Problem requirements:
Copy out all lines of the records in which the word "sóng" appears.

※

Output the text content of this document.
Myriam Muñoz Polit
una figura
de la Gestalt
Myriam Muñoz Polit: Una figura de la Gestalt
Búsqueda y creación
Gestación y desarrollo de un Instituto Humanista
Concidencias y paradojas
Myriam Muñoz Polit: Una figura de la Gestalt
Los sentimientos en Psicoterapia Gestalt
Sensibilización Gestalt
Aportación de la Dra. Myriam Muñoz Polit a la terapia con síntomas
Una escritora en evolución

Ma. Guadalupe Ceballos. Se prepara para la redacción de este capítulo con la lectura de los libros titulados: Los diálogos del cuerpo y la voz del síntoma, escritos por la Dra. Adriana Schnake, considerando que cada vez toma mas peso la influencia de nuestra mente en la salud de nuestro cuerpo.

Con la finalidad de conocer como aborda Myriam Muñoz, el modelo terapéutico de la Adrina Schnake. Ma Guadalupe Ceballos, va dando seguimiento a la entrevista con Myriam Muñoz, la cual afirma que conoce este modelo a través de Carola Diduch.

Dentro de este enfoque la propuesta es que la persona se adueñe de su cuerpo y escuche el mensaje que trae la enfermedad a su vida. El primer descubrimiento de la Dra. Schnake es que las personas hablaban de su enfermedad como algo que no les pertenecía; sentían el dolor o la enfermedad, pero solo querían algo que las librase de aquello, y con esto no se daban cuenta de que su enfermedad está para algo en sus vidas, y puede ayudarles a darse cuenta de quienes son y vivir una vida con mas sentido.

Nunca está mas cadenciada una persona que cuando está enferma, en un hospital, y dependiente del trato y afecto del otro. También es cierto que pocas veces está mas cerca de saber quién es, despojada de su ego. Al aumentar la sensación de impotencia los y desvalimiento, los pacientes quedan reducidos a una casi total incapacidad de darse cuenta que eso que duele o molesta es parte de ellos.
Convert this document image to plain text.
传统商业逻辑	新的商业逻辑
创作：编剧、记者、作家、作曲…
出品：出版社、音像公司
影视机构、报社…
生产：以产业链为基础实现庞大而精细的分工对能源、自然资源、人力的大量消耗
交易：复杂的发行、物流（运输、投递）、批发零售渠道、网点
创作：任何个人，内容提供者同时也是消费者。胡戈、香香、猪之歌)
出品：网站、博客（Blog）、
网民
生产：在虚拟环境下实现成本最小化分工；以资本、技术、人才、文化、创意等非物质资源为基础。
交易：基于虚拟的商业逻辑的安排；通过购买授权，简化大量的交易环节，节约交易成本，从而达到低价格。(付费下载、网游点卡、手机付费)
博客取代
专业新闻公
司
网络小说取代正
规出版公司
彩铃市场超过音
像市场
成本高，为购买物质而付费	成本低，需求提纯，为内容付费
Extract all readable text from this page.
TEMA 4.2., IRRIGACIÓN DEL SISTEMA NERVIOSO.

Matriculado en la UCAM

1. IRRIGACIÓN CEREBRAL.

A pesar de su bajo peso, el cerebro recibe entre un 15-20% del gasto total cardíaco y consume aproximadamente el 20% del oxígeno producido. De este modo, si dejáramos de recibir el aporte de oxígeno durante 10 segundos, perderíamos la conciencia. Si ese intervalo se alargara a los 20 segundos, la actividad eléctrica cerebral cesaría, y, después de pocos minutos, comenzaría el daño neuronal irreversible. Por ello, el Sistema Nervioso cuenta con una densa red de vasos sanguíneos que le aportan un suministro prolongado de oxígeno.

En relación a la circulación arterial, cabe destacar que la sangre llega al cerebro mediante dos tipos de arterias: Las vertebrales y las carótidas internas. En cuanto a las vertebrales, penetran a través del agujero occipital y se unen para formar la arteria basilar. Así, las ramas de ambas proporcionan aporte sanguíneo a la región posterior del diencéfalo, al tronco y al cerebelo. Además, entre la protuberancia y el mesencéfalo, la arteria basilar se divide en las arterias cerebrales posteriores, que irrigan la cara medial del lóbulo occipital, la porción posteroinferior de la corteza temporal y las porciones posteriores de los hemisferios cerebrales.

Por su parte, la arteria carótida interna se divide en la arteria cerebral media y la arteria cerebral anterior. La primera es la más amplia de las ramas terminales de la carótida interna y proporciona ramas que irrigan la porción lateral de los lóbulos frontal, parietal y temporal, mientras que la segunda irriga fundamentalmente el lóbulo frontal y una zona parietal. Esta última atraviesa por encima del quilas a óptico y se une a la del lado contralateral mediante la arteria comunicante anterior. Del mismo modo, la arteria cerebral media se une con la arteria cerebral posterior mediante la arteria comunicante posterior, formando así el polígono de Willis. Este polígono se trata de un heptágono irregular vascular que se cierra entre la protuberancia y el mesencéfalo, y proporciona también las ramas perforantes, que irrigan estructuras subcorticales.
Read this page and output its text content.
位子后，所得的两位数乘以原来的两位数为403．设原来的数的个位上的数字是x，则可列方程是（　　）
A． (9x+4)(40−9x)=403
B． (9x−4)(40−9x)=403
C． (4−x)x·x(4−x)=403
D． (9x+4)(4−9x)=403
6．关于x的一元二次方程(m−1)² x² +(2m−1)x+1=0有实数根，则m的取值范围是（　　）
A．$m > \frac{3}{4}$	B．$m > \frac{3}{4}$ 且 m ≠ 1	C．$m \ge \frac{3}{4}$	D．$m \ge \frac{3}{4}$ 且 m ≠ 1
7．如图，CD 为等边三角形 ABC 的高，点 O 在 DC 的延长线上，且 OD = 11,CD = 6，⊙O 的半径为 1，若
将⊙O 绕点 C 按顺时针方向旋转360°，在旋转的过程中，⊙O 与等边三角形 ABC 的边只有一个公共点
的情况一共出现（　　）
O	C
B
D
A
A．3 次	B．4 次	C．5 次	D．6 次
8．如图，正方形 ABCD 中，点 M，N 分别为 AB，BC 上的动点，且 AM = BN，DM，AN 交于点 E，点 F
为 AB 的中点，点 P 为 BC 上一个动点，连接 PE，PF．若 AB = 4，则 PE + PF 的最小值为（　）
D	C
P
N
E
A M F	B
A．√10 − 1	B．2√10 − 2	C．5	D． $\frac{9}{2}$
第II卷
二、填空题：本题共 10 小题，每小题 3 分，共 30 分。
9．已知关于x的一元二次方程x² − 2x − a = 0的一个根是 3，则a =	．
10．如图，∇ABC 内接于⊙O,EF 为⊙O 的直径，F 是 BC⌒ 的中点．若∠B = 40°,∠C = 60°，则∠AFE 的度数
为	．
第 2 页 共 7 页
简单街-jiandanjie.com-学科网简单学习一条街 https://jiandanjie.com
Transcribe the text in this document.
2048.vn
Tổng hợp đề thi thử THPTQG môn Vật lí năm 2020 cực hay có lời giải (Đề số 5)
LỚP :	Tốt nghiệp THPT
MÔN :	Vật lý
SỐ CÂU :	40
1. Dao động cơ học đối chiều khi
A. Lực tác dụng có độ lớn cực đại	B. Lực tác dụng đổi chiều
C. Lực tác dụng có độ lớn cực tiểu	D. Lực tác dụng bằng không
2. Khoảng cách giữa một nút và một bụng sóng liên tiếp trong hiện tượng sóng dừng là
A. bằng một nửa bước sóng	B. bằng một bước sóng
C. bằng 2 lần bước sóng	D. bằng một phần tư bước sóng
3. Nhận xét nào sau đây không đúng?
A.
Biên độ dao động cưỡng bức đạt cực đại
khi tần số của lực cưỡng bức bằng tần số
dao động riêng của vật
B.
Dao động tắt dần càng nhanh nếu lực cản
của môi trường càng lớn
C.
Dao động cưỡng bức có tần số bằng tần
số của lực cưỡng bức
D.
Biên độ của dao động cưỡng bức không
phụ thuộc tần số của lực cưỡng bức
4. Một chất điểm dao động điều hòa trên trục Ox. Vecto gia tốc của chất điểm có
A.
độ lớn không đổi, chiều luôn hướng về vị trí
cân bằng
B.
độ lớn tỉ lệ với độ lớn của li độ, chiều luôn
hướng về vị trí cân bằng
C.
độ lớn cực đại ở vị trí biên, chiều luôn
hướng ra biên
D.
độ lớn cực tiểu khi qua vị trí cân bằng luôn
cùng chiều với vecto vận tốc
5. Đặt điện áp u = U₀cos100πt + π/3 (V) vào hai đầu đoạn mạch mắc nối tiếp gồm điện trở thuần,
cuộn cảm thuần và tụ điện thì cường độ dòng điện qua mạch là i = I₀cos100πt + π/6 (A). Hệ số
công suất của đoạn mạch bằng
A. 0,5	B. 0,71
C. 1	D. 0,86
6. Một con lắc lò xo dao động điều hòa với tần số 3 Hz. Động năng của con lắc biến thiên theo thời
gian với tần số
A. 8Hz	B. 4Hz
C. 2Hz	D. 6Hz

※

Written reply:
2. Khoảng cách giữa một nút và một bụng sóng liên tiếp trong hiện tượng sóng dừng là
A. bằng một nửa bước sóng	B. bằng một bước sóng
C. bằng 2 lần bước sóng	D. bằng một phần tư bước sóng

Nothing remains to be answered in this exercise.